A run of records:

════

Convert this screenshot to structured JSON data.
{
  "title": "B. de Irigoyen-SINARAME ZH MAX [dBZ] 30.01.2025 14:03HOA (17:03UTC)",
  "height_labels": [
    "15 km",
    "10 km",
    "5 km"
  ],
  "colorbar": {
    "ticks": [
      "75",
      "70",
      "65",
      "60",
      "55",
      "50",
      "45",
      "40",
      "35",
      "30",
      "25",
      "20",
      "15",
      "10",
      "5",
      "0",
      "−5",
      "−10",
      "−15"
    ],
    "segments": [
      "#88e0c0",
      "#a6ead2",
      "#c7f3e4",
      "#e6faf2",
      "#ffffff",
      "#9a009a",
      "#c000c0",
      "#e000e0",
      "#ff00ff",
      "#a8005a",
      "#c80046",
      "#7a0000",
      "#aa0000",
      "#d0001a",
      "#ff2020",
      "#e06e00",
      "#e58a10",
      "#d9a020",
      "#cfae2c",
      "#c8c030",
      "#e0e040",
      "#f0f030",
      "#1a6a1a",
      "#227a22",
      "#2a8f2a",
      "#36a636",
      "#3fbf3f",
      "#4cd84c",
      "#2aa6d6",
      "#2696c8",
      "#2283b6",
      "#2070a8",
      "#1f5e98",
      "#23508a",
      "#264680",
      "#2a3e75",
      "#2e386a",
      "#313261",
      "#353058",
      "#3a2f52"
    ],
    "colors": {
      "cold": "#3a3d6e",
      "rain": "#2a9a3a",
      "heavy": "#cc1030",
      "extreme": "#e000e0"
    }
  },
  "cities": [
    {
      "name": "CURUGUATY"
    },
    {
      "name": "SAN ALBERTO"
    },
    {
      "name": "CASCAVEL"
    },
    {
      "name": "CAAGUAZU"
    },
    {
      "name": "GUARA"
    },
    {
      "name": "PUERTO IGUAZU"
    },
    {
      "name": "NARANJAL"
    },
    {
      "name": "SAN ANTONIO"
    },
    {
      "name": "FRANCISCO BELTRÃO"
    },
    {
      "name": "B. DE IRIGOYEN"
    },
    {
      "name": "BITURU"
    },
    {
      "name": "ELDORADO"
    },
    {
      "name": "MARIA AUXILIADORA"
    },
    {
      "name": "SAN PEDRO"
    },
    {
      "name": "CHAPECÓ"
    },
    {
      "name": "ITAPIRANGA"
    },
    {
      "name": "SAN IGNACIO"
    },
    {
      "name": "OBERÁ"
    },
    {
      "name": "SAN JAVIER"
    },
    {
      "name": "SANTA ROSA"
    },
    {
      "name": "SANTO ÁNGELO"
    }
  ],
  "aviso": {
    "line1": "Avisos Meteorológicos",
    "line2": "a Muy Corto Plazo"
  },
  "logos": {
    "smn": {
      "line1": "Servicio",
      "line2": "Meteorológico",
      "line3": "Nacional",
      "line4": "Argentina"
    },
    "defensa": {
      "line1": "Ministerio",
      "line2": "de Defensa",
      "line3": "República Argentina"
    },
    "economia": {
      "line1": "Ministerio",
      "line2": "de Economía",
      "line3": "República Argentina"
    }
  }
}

════

## Requirements
Take the entries above and transcribe them in full.

## Exercise answer
Convert this screenshot to structured JSON data.
{
  "title": "B. de Irigoyen-SINARAME ZH MAX [dBZ] 30.01.2025 14:03HOA (17:03UTC)",
  "height_labels": [
    "15 km",
    "10 km",
    "5 km"
  ],
  "colorbar": {
    "ticks": [
      "75",
      "70",
      "65",
      "60",
      "55",
      "50",
      "45",
      "40",
      "35",
      "30",
      "25",
      "20",
      "15",
      "10",
      "5",
      "0",
      "−5",
      "−10",
      "−15"
    ],
    "segments": [
      "#88e0c0",
      "#a6ead2",
      "#c7f3e4",
      "#e6faf2",
      "#ffffff",
      "#9a009a",
      "#c000c0",
      "#e000e0",
      "#ff00ff",
      "#a8005a",
      "#c80046",
      "#7a0000",
      "#aa0000",
      "#d0001a",
      "#ff2020",
      "#e06e00",
      "#e58a10",
      "#d9a020",
      "#cfae2c",
      "#c8c030",
      "#e0e040",
      "#f0f030",
      "#1a6a1a",
      "#227a22",
      "#2a8f2a",
      "#36a636",
      "#3fbf3f",
      "#4cd84c",
      "#2aa6d6",
      "#2696c8",
      "#2283b6",
      "#2070a8",
      "#1f5e98",
      "#23508a",
      "#264680",
      "#2a3e75",
      "#2e386a",
      "#313261",
      "#353058",
      "#3a2f52"
    ],
    "colors": {
      "cold": "#3a3d6e",
      "rain": "#2a9a3a",
      "heavy": "#cc1030",
      "extreme": "#e000e0"
    }
  },
  "cities": [
    {
      "name": "CURUGUATY"
    },
    {
      "name": "SAN ALBERTO"
    },
    {
      "name": "CASCAVEL"
    },
    {
      "name": "CAAGUAZU"
    },
    {
      "name": "GUARA"
    },
    {
      "name": "PUERTO IGUAZU"
    },
    {
      "name": "NARANJAL"
    },
    {
      "name": "SAN ANTONIO"
    },
    {
      "name": "FRANCISCO BELTRÃO"
    },
    {
      "name": "B. DE IRIGOYEN"
    },
    {
      "name": "BITURU"
    },
    {
      "name": "ELDORADO"
    },
    {
      "name": "MARIA AUXILIADORA"
    },
    {
      "name": "SAN PEDRO"
    },
    {
      "name": "CHAPECÓ"
    },
    {
      "name": "ITAPIRANGA"
    },
    {
      "name": "SAN IGNACIO"
    },
    {
      "name": "OBERÁ"
    },
    {
      "name": "SAN JAVIER"
    },
    {
      "name": "SANTA ROSA"
    },
    {
      "name": "SANTO ÁNGELO"
    }
  ],
  "aviso": {
    "line1": "Avisos Meteorológicos",
    "line2": "a Muy Corto Plazo"
  },
  "logos": {
    "smn": {
      "line1": "Servicio",
      "line2": "Meteorológico",
      "line3": "Nacional",
      "line4": "Argentina"
    },
    "defensa": {
      "line1": "Ministerio",
      "line2": "de Defensa",
      "line3": "República Argentina"
    },
    "economia": {
      "line1": "Ministerio",
      "line2": "de Economía",
      "line3": "República Argentina"
    }
  }
}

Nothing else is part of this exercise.